Your instructions:
The records should be written out in full, with nothing altered.

The input:
↓
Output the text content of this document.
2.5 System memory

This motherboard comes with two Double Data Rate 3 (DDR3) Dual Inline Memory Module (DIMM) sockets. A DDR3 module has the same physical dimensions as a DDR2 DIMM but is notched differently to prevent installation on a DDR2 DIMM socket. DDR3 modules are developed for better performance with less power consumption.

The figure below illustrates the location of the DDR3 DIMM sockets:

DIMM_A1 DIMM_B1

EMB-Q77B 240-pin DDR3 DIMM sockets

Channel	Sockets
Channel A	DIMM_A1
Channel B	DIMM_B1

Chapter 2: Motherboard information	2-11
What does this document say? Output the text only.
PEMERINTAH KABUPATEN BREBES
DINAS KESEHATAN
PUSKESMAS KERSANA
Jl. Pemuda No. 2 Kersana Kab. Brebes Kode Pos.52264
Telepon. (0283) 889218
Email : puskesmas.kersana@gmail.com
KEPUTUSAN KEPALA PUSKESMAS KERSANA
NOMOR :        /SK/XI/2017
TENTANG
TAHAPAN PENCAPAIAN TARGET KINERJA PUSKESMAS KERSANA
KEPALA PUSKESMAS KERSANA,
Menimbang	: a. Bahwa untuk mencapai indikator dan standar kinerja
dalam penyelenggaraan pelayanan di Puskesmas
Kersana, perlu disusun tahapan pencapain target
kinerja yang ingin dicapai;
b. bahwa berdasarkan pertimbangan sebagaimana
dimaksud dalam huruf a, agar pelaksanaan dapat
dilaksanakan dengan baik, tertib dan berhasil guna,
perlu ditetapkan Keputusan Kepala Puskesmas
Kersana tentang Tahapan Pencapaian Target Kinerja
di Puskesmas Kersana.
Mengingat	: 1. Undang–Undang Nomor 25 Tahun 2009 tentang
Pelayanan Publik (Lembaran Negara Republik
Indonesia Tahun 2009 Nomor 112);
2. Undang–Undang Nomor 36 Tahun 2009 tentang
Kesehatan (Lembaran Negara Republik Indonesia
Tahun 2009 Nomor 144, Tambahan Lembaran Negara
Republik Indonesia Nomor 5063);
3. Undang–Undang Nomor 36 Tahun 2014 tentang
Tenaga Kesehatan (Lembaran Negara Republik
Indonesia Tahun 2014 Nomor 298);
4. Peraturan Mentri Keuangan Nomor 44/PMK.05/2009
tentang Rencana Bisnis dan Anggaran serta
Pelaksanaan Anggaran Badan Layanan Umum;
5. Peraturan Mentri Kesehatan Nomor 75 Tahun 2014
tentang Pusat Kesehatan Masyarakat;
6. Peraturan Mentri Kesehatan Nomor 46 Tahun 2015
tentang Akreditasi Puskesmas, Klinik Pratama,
↑
Worked answer:
Output the text content of this document.
2.5 System memory

This motherboard comes with two Double Data Rate 3 (DDR3) Dual Inline Memory Module (DIMM) sockets. A DDR3 module has the same physical dimensions as a DDR2 DIMM but is notched differently to prevent installation on a DDR2 DIMM socket. DDR3 modules are developed for better performance with less power consumption.

The figure below illustrates the location of the DDR3 DIMM sockets:

DIMM_A1 DIMM_B1

EMB-Q77B 240-pin DDR3 DIMM sockets

Channel	Sockets
Channel A	DIMM_A1
Channel B	DIMM_B1

Chapter 2: Motherboard information	2-11
What does this document say? Output the text only.
PEMERINTAH KABUPATEN BREBES
DINAS KESEHATAN
PUSKESMAS KERSANA
Jl. Pemuda No. 2 Kersana Kab. Brebes Kode Pos.52264
Telepon. (0283) 889218
Email : puskesmas.kersana@gmail.com
KEPUTUSAN KEPALA PUSKESMAS KERSANA
NOMOR :        /SK/XI/2017
TENTANG
TAHAPAN PENCAPAIAN TARGET KINERJA PUSKESMAS KERSANA
KEPALA PUSKESMAS KERSANA,
Menimbang	: a. Bahwa untuk mencapai indikator dan standar kinerja
dalam penyelenggaraan pelayanan di Puskesmas
Kersana, perlu disusun tahapan pencapain target
kinerja yang ingin dicapai;
b. bahwa berdasarkan pertimbangan sebagaimana
dimaksud dalam huruf a, agar pelaksanaan dapat
dilaksanakan dengan baik, tertib dan berhasil guna,
perlu ditetapkan Keputusan Kepala Puskesmas
Kersana tentang Tahapan Pencapaian Target Kinerja
di Puskesmas Kersana.
Mengingat	: 1. Undang–Undang Nomor 25 Tahun 2009 tentang
Pelayanan Publik (Lembaran Negara Republik
Indonesia Tahun 2009 Nomor 112);
2. Undang–Undang Nomor 36 Tahun 2009 tentang
Kesehatan (Lembaran Negara Republik Indonesia
Tahun 2009 Nomor 144, Tambahan Lembaran Negara
Republik Indonesia Nomor 5063);
3. Undang–Undang Nomor 36 Tahun 2014 tentang
Tenaga Kesehatan (Lembaran Negara Republik
Indonesia Tahun 2014 Nomor 298);
4. Peraturan Mentri Keuangan Nomor 44/PMK.05/2009
tentang Rencana Bisnis dan Anggaran serta
Pelaksanaan Anggaran Badan Layanan Umum;
5. Peraturan Mentri Kesehatan Nomor 75 Tahun 2014
tentang Pusat Kesehatan Masyarakat;
6. Peraturan Mentri Kesehatan Nomor 46 Tahun 2015
tentang Akreditasi Puskesmas, Klinik Pratama,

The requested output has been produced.